_Problem requirements_: From the listing below, pull out every line where the string "text" appears.

[Stored dataset items]

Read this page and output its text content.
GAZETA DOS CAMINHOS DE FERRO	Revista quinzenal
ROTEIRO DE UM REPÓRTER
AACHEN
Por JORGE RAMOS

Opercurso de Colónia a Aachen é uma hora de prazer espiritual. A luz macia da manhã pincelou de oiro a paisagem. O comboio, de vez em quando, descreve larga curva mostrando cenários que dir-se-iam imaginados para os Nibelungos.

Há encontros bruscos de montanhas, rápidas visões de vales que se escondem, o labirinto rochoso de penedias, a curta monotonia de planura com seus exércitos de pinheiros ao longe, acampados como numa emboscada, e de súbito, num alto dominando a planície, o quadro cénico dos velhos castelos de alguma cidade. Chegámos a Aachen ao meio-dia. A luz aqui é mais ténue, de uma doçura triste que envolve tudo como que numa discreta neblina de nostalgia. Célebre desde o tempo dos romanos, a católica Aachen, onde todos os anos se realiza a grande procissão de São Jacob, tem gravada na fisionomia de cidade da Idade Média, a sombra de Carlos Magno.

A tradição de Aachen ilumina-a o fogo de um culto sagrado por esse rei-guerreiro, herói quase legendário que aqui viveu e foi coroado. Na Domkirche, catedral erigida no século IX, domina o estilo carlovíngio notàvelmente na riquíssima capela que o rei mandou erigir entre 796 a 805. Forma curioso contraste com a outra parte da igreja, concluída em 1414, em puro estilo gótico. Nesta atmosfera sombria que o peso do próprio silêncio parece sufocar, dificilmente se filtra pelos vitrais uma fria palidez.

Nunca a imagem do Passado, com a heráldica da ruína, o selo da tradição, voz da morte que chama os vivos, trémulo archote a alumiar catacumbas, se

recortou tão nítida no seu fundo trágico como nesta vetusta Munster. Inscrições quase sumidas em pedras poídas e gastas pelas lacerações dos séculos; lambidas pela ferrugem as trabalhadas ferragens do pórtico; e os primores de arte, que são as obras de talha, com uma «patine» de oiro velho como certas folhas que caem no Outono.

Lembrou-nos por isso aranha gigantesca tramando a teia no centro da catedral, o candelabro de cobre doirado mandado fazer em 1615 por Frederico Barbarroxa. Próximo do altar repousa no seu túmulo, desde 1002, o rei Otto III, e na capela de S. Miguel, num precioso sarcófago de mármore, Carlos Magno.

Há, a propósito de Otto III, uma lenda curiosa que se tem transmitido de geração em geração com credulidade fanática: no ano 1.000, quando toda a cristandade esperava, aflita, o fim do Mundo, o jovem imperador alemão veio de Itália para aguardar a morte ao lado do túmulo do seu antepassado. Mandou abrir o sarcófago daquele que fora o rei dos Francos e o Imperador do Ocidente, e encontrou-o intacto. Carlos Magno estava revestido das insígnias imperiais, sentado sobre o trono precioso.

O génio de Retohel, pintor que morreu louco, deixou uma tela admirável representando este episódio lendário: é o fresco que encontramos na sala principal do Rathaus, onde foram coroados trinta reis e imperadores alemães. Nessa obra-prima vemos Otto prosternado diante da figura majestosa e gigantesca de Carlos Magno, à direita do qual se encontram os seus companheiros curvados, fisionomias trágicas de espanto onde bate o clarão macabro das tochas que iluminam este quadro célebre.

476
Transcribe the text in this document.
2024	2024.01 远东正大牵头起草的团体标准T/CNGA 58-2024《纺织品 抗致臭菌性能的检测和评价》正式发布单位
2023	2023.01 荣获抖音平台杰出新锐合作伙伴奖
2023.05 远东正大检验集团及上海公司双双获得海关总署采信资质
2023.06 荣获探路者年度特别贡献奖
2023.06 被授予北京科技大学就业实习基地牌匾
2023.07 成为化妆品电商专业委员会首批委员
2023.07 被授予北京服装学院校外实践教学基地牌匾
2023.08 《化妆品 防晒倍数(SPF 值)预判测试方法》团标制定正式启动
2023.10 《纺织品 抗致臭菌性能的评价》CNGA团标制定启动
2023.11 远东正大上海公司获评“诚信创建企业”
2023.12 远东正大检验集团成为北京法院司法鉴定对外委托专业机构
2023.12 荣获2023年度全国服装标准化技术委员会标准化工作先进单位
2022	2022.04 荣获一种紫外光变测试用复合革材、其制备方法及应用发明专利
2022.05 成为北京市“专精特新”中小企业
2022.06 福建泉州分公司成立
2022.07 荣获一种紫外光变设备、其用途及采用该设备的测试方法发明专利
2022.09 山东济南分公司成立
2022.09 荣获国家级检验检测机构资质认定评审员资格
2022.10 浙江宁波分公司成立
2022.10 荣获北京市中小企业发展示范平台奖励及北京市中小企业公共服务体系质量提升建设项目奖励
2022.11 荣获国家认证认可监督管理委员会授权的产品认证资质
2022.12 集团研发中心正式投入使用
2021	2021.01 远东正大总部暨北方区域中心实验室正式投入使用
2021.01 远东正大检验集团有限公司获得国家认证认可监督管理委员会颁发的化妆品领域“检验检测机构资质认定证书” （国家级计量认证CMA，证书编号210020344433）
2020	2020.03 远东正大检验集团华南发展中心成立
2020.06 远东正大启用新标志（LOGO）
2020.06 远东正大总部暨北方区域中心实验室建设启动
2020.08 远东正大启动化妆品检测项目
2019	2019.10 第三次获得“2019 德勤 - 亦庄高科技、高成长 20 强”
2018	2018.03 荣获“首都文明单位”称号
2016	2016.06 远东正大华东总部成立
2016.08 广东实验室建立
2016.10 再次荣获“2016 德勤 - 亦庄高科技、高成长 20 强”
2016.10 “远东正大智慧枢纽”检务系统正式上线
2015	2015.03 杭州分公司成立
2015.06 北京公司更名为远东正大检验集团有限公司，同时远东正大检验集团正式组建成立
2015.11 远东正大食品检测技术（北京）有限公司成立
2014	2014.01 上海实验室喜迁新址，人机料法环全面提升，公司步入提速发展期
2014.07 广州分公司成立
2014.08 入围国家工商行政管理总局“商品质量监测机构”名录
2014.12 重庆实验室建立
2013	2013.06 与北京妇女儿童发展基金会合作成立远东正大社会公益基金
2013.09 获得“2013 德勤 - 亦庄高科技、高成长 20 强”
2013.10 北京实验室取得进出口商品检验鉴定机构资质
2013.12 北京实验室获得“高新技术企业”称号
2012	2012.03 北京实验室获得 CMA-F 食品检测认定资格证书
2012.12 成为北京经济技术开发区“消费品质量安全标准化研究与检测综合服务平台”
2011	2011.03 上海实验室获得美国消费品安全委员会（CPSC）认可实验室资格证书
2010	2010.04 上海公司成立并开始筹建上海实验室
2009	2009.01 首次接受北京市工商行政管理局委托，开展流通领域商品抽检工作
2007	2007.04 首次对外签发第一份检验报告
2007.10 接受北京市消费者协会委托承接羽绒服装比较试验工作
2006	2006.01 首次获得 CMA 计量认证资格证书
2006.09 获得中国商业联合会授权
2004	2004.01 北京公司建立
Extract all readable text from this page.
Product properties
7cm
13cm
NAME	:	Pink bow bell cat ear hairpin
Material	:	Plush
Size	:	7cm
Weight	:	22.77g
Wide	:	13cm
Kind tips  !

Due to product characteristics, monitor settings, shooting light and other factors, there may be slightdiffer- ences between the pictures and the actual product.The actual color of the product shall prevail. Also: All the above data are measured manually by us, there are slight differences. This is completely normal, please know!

_Correct result_:
Read this page and output its text content.
Transcribe the text in this document.
Extract all readable text from this page.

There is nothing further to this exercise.